## Exercise objective
Reading down the listing below, count the lines where the word "Average" shows up, then give only that count.

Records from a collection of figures
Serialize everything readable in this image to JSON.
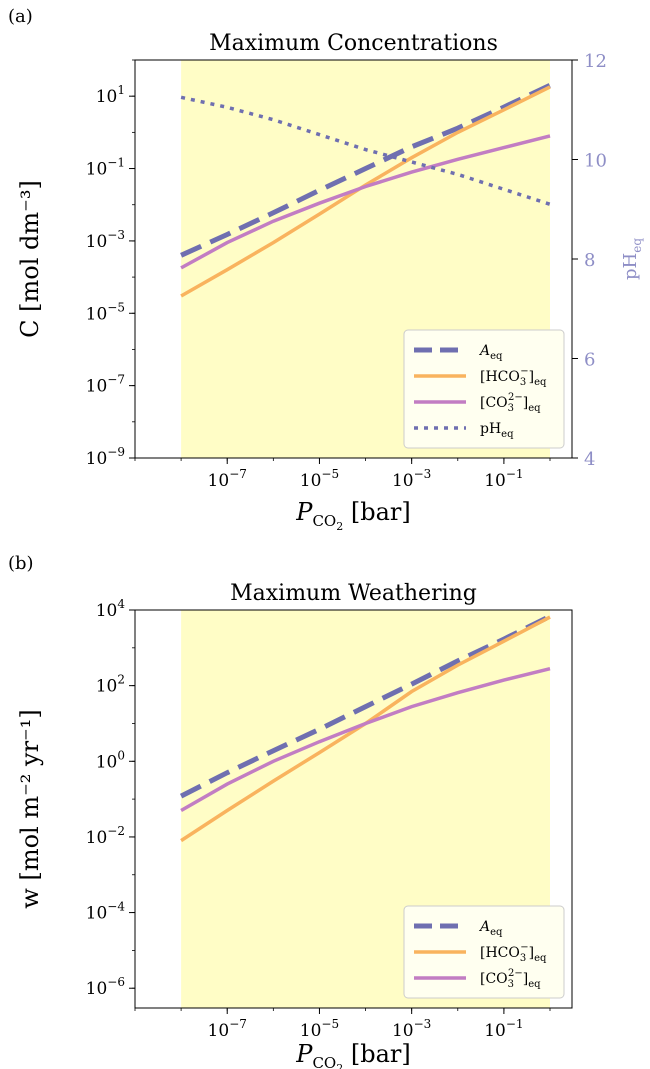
{
  "colors": {
    "shade": "#fffdc6",
    "a_eq": "#6f6fb0",
    "hco3": "#f9b35e",
    "co3": "#c27dc3",
    "ph": "#6f6fb0",
    "ph_axis": "#8e8ec6"
  },
  "chart_data": [
    {
      "panel_label": "(a)",
      "type": "line",
      "title": "Maximum Concentrations",
      "xlabel": {
        "main": "P",
        "sub": "CO",
        "sub2": "2",
        "unit": " [bar]"
      },
      "ylabel": "C [mol dm⁻³]",
      "ylabel_right": "pH",
      "ylabel_right_sub": "eq",
      "xscale": "log",
      "yscale": "log",
      "xlim": [
        1e-09,
        3
      ],
      "ylim": [
        1e-09,
        100
      ],
      "ylim_right": [
        4,
        12
      ],
      "xticks": [
        1e-07,
        1e-05,
        0.001,
        0.1
      ],
      "xtick_labels": [
        {
          "b": "10",
          "e": "−7"
        },
        {
          "b": "10",
          "e": "−5"
        },
        {
          "b": "10",
          "e": "−3"
        },
        {
          "b": "10",
          "e": "−1"
        }
      ],
      "yticks": [
        1e-09,
        1e-07,
        1e-05,
        0.001,
        0.1,
        10
      ],
      "ytick_labels": [
        {
          "b": "10",
          "e": "−9"
        },
        {
          "b": "10",
          "e": "−7"
        },
        {
          "b": "10",
          "e": "−5"
        },
        {
          "b": "10",
          "e": "−3"
        },
        {
          "b": "10",
          "e": "−1"
        },
        {
          "b": "10",
          "e": "1"
        }
      ],
      "yticks_right": [
        4,
        6,
        8,
        10,
        12
      ],
      "ytick_labels_right": [
        "4",
        "6",
        "8",
        "10",
        "12"
      ],
      "shaded_region": [
        1e-08,
        1
      ],
      "legend": "lower-right",
      "x": [
        1e-08,
        1e-07,
        1e-06,
        1e-05,
        0.0001,
        0.001,
        0.01,
        0.1,
        1
      ],
      "series": [
        {
          "name": "A",
          "name_sub": "eq",
          "style": "dashed",
          "axis": "left",
          "values": [
            0.0004,
            0.0015,
            0.006,
            0.025,
            0.1,
            0.4,
            1.3,
            5,
            20
          ]
        },
        {
          "name": "[HCO3−]",
          "name_sub": "eq",
          "style": "solid",
          "axis": "left",
          "values": [
            3e-05,
            0.00016,
            0.0009,
            0.0055,
            0.035,
            0.2,
            1.0,
            4.2,
            18
          ]
        },
        {
          "name": "[CO32−]",
          "name_sub": "eq",
          "style": "solid",
          "axis": "left",
          "values": [
            0.00018,
            0.0009,
            0.0035,
            0.011,
            0.032,
            0.08,
            0.18,
            0.38,
            0.8
          ]
        },
        {
          "name": "pH",
          "name_sub": "eq",
          "style": "dotted",
          "axis": "right",
          "values": [
            11.25,
            11.05,
            10.8,
            10.5,
            10.2,
            9.95,
            9.7,
            9.4,
            9.1
          ]
        }
      ]
    },
    {
      "panel_label": "(b)",
      "type": "line",
      "title": "Maximum Weathering",
      "xlabel": {
        "main": "P",
        "sub": "CO",
        "sub2": "2",
        "unit": " [bar]"
      },
      "ylabel": "w [mol m⁻² yr⁻¹]",
      "xscale": "log",
      "yscale": "log",
      "xlim": [
        1e-09,
        3
      ],
      "ylim": [
        3e-07,
        10000
      ],
      "xticks": [
        1e-07,
        1e-05,
        0.001,
        0.1
      ],
      "xtick_labels": [
        {
          "b": "10",
          "e": "−7"
        },
        {
          "b": "10",
          "e": "−5"
        },
        {
          "b": "10",
          "e": "−3"
        },
        {
          "b": "10",
          "e": "−1"
        }
      ],
      "yticks": [
        1e-06,
        0.0001,
        0.01,
        1,
        100,
        10000
      ],
      "ytick_labels": [
        {
          "b": "10",
          "e": "−6"
        },
        {
          "b": "10",
          "e": "−4"
        },
        {
          "b": "10",
          "e": "−2"
        },
        {
          "b": "10",
          "e": "0"
        },
        {
          "b": "10",
          "e": "2"
        },
        {
          "b": "10",
          "e": "4"
        }
      ],
      "shaded_region": [
        1e-08,
        1
      ],
      "legend": "lower-right",
      "x": [
        1e-08,
        1e-07,
        1e-06,
        1e-05,
        0.0001,
        0.001,
        0.01,
        0.1,
        1
      ],
      "series": [
        {
          "name": "A",
          "name_sub": "eq",
          "style": "dashed",
          "values": [
            0.12,
            0.5,
            1.9,
            7,
            28,
            110,
            450,
            1700,
            6800
          ]
        },
        {
          "name": "[HCO3−]",
          "name_sub": "eq",
          "style": "solid",
          "values": [
            0.008,
            0.05,
            0.3,
            1.7,
            10,
            70,
            350,
            1500,
            6500
          ]
        },
        {
          "name": "[CO32−]",
          "name_sub": "eq",
          "style": "solid",
          "values": [
            0.05,
            0.25,
            1.0,
            3.3,
            10,
            28,
            65,
            140,
            280
          ]
        }
      ]
    }
  ]
}
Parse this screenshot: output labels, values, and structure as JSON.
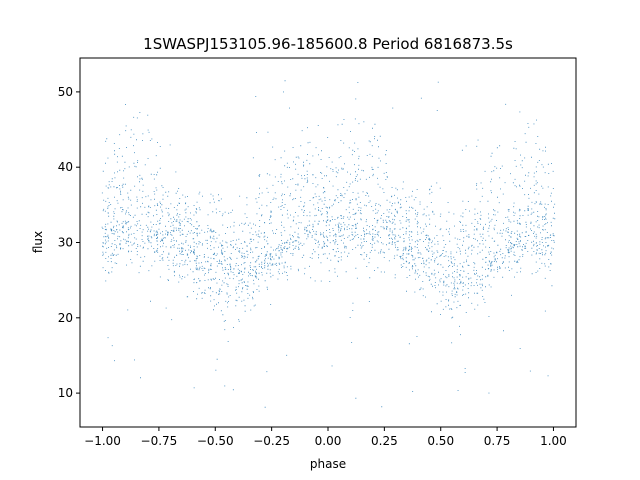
{
  "chart_data": {
    "type": "scatter",
    "title": "1SWASPJ153105.96-185600.8 Period 6816873.5s",
    "xlabel": "phase",
    "ylabel": "flux",
    "xlim": [
      -1.1,
      1.1
    ],
    "ylim": [
      5.5,
      54.5
    ],
    "xticks": [
      -1.0,
      -0.75,
      -0.5,
      -0.25,
      0.0,
      0.25,
      0.5,
      0.75,
      1.0
    ],
    "xtick_labels": [
      "−1.00",
      "−0.75",
      "−0.50",
      "−0.25",
      "0.00",
      "0.25",
      "0.50",
      "0.75",
      "1.00"
    ],
    "yticks": [
      10,
      20,
      30,
      40,
      50
    ],
    "ytick_labels": [
      "10",
      "20",
      "30",
      "40",
      "50"
    ],
    "marker_color": "#1f77b4",
    "grid": false,
    "description_of_data": "Folded light curve; dense vertical clusters of points spanning flux ~17-52, median ~30, symmetric about phase 0 (data repeated for phase -1..0 and 0..1). Dips toward ~18 near phase -0.45/0.55, peaks toward ~40-50 near phase -0.9/0.1 and 0.0-0.1.",
    "profile": {
      "phase": [
        -1.0,
        -0.9,
        -0.8,
        -0.7,
        -0.6,
        -0.5,
        -0.45,
        -0.4,
        -0.3,
        -0.25,
        -0.2,
        -0.1,
        0.0,
        0.1,
        0.2,
        0.3,
        0.4,
        0.5,
        0.55,
        0.6,
        0.7,
        0.75,
        0.8,
        0.9,
        1.0
      ],
      "median_flux": [
        31,
        33,
        32,
        31,
        29,
        28,
        26,
        27,
        28,
        29,
        30,
        32,
        31,
        33,
        32,
        31,
        29,
        28,
        26,
        27,
        28,
        29,
        30,
        32,
        31
      ],
      "low_flux": [
        24,
        25,
        25,
        25,
        22,
        20,
        18,
        19,
        22,
        24,
        25,
        25,
        24,
        25,
        25,
        25,
        22,
        20,
        18,
        19,
        22,
        24,
        25,
        25,
        24
      ],
      "high_flux": [
        43,
        50,
        47,
        40,
        38,
        38,
        34,
        37,
        40,
        44,
        42,
        48,
        43,
        50,
        47,
        40,
        38,
        38,
        34,
        37,
        40,
        44,
        42,
        48,
        43
      ]
    }
  }
}
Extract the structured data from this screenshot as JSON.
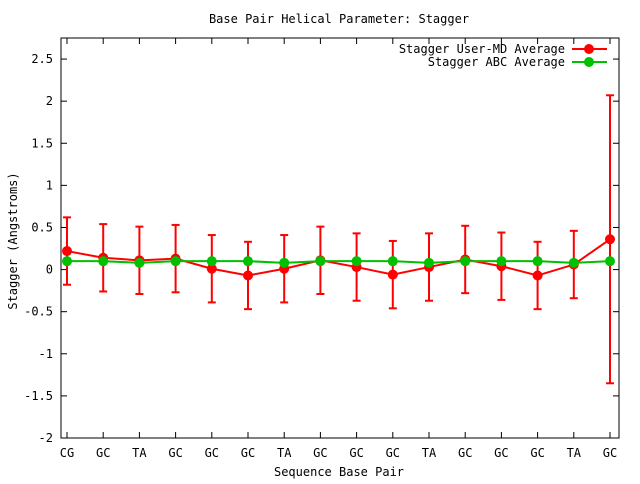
{
  "chart_data": {
    "type": "line",
    "title": "Base Pair Helical Parameter: Stagger",
    "xlabel": "Sequence Base Pair",
    "ylabel": "Stagger (Angstroms)",
    "categories": [
      "CG",
      "GC",
      "TA",
      "GC",
      "GC",
      "GC",
      "TA",
      "GC",
      "GC",
      "GC",
      "TA",
      "GC",
      "GC",
      "GC",
      "TA",
      "GC"
    ],
    "ylim": [
      -2,
      2.75
    ],
    "yticks": [
      -2,
      -1.5,
      -1,
      -0.5,
      0,
      0.5,
      1,
      1.5,
      2,
      2.5
    ],
    "ytick_labels": [
      "-2",
      "-1.5",
      "-1",
      "-0.5",
      "0",
      "0.5",
      "1",
      "1.5",
      "2",
      "2.5"
    ],
    "grid": false,
    "legend_position": "top-right",
    "series": [
      {
        "name": "Stagger User-MD Average",
        "color": "#ff0000",
        "values": [
          0.22,
          0.14,
          0.11,
          0.13,
          0.01,
          -0.07,
          0.01,
          0.11,
          0.03,
          -0.06,
          0.03,
          0.12,
          0.04,
          -0.07,
          0.06,
          0.36
        ],
        "errors": [
          0.4,
          0.4,
          0.4,
          0.4,
          0.4,
          0.4,
          0.4,
          0.4,
          0.4,
          0.4,
          0.4,
          0.4,
          0.4,
          0.4,
          0.4,
          1.71
        ]
      },
      {
        "name": "Stagger ABC Average",
        "color": "#00c000",
        "values": [
          0.1,
          0.1,
          0.08,
          0.1,
          0.1,
          0.1,
          0.08,
          0.1,
          0.1,
          0.1,
          0.08,
          0.1,
          0.1,
          0.1,
          0.08,
          0.1
        ]
      }
    ]
  }
}
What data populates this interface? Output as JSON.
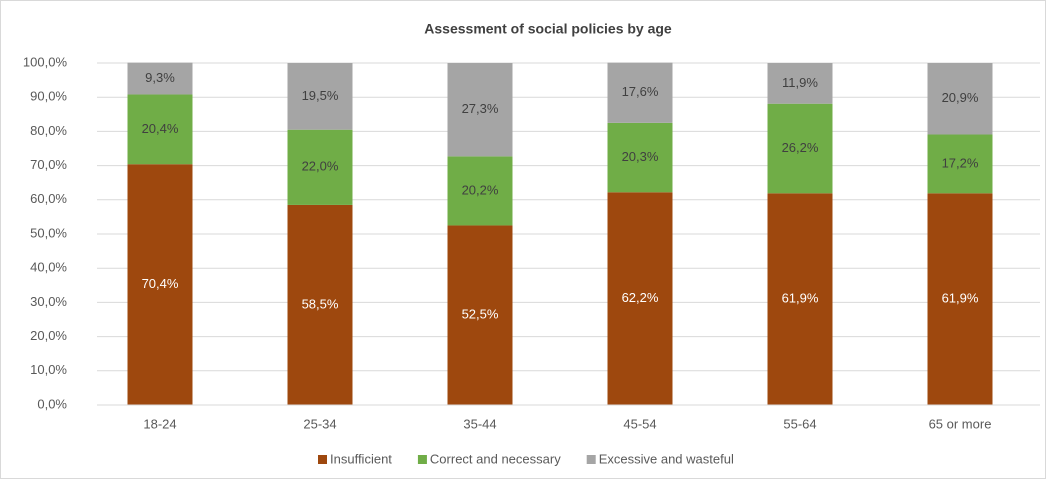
{
  "chart_data": {
    "type": "stacked_bar",
    "title": "Assessment of social policies by age",
    "categories": [
      "18-24",
      "25-34",
      "35-44",
      "45-54",
      "55-64",
      "65 or more"
    ],
    "series": [
      {
        "name": "Insufficient",
        "color": "#9e480e",
        "values": [
          70.4,
          58.5,
          52.5,
          62.2,
          61.9,
          61.9
        ],
        "value_labels": [
          "70,4%",
          "58,5%",
          "52,5%",
          "62,2%",
          "61,9%",
          "61,9%"
        ]
      },
      {
        "name": "Correct and necessary",
        "color": "#70ad47",
        "values": [
          20.4,
          22.0,
          20.2,
          20.3,
          26.2,
          17.2
        ],
        "value_labels": [
          "20,4%",
          "22,0%",
          "20,2%",
          "20,3%",
          "26,2%",
          "17,2%"
        ]
      },
      {
        "name": "Excessive and wasteful",
        "color": "#a5a5a5",
        "values": [
          9.3,
          19.5,
          27.3,
          17.6,
          11.9,
          20.9
        ],
        "value_labels": [
          "9,3%",
          "19,5%",
          "27,3%",
          "17,6%",
          "11,9%",
          "20,9%"
        ]
      }
    ],
    "ylim": [
      0,
      100
    ],
    "yticks": [
      {
        "value": 0,
        "label": "0,0%"
      },
      {
        "value": 10,
        "label": "10,0%"
      },
      {
        "value": 20,
        "label": "20,0%"
      },
      {
        "value": 30,
        "label": "30,0%"
      },
      {
        "value": 40,
        "label": "40,0%"
      },
      {
        "value": 50,
        "label": "50,0%"
      },
      {
        "value": 60,
        "label": "60,0%"
      },
      {
        "value": 70,
        "label": "70,0%"
      },
      {
        "value": 80,
        "label": "80,0%"
      },
      {
        "value": 90,
        "label": "90,0%"
      },
      {
        "value": 100,
        "label": "100,0%"
      }
    ],
    "grid": true,
    "legend": "bottom"
  }
}
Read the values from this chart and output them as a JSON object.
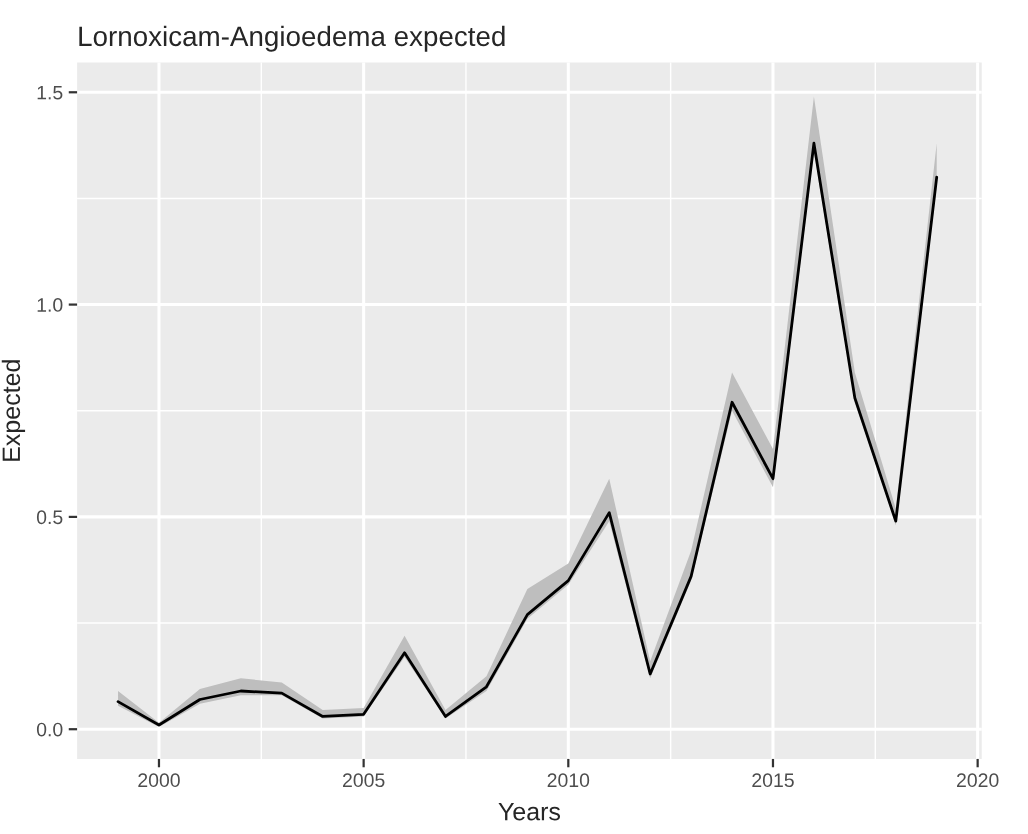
{
  "chart_data": {
    "type": "line",
    "title": "Lornoxicam-Angioedema expected",
    "xlabel": "Years",
    "ylabel": "Expected",
    "x": [
      1999,
      2000,
      2001,
      2002,
      2003,
      2004,
      2005,
      2006,
      2007,
      2008,
      2009,
      2010,
      2011,
      2012,
      2013,
      2014,
      2015,
      2016,
      2017,
      2018,
      2019
    ],
    "series": [
      {
        "color": "#000000",
        "values": [
          0.065,
          0.01,
          0.07,
          0.09,
          0.085,
          0.03,
          0.035,
          0.18,
          0.03,
          0.1,
          0.27,
          0.35,
          0.51,
          0.13,
          0.36,
          0.77,
          0.59,
          1.38,
          0.78,
          0.49,
          1.3
        ],
        "lower": [
          0.055,
          0.005,
          0.06,
          0.08,
          0.08,
          0.025,
          0.03,
          0.17,
          0.025,
          0.09,
          0.26,
          0.34,
          0.49,
          0.12,
          0.35,
          0.75,
          0.57,
          1.36,
          0.77,
          0.48,
          1.28
        ],
        "upper": [
          0.09,
          0.015,
          0.095,
          0.12,
          0.11,
          0.045,
          0.05,
          0.22,
          0.045,
          0.125,
          0.33,
          0.39,
          0.59,
          0.16,
          0.42,
          0.84,
          0.66,
          1.49,
          0.84,
          0.52,
          1.38
        ]
      }
    ],
    "xlim": [
      1998,
      2020.1
    ],
    "xticks": [
      2000,
      2005,
      2010,
      2015,
      2020
    ],
    "ylim": [
      -0.07,
      1.57
    ],
    "yticks": [
      {
        "value": 0,
        "label": "0.0"
      },
      {
        "value": 0.5,
        "label": "0.5"
      },
      {
        "value": 1.0,
        "label": "1.0"
      },
      {
        "value": 1.5,
        "label": "1.5"
      }
    ],
    "grid": true,
    "legend": false
  }
}
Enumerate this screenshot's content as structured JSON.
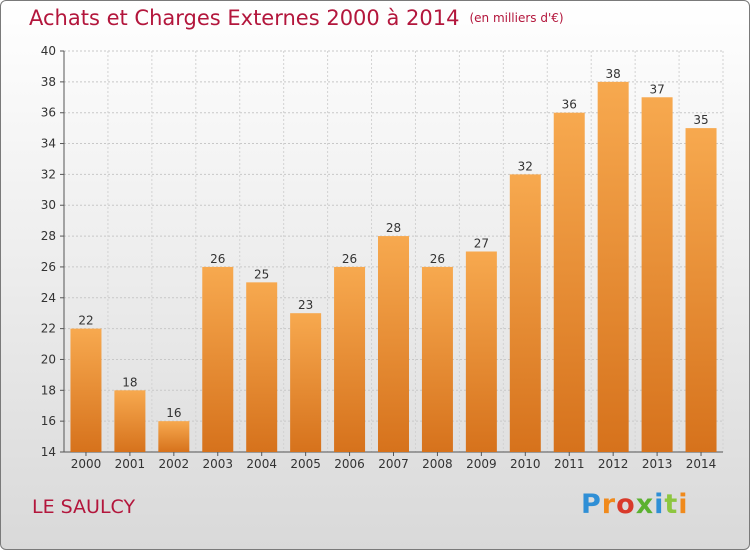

## Task output
2